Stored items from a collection
* * * * * * * * *
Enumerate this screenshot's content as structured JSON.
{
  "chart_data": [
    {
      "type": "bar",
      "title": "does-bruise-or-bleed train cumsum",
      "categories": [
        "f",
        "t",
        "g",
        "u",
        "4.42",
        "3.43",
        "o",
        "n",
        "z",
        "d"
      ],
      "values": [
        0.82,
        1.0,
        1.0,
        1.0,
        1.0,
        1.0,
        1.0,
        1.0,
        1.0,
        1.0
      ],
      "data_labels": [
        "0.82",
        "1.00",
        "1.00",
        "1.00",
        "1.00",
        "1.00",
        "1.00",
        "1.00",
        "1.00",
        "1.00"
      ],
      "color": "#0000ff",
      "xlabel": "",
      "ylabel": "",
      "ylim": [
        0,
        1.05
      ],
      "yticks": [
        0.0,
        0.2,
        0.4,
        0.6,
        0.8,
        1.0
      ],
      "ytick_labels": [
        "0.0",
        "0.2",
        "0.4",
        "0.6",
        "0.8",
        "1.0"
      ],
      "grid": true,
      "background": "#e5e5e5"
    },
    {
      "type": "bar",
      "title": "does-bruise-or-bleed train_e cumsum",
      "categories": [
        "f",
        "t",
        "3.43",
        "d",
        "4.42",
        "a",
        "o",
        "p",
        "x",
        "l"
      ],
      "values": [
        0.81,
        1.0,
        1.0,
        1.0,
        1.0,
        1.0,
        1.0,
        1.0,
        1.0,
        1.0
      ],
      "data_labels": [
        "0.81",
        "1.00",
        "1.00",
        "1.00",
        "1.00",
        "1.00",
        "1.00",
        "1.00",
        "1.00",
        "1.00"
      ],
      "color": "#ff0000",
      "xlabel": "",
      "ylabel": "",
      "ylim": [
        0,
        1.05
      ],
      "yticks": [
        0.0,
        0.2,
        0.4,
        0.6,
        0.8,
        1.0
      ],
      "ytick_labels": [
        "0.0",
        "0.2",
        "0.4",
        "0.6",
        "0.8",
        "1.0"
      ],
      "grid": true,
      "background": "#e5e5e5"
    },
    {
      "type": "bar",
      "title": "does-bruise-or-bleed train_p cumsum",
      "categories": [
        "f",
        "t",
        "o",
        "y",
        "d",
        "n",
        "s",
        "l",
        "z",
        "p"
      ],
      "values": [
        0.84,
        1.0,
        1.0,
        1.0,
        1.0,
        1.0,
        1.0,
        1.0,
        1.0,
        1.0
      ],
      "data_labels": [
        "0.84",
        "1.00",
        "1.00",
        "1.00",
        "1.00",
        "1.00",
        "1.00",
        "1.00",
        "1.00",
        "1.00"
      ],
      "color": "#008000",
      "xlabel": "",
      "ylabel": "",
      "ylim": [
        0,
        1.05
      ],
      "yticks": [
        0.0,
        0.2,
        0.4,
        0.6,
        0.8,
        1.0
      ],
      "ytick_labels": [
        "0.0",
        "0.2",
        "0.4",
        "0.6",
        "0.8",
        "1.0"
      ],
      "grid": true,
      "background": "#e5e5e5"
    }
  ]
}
* * * * * * * * *
§ Task goal: Note every line above where the string "color" shows up, and copy those lines.

§ Result for this exercise:
      "color": "#0000ff",
      "color": "#ff0000",
      "color": "#008000",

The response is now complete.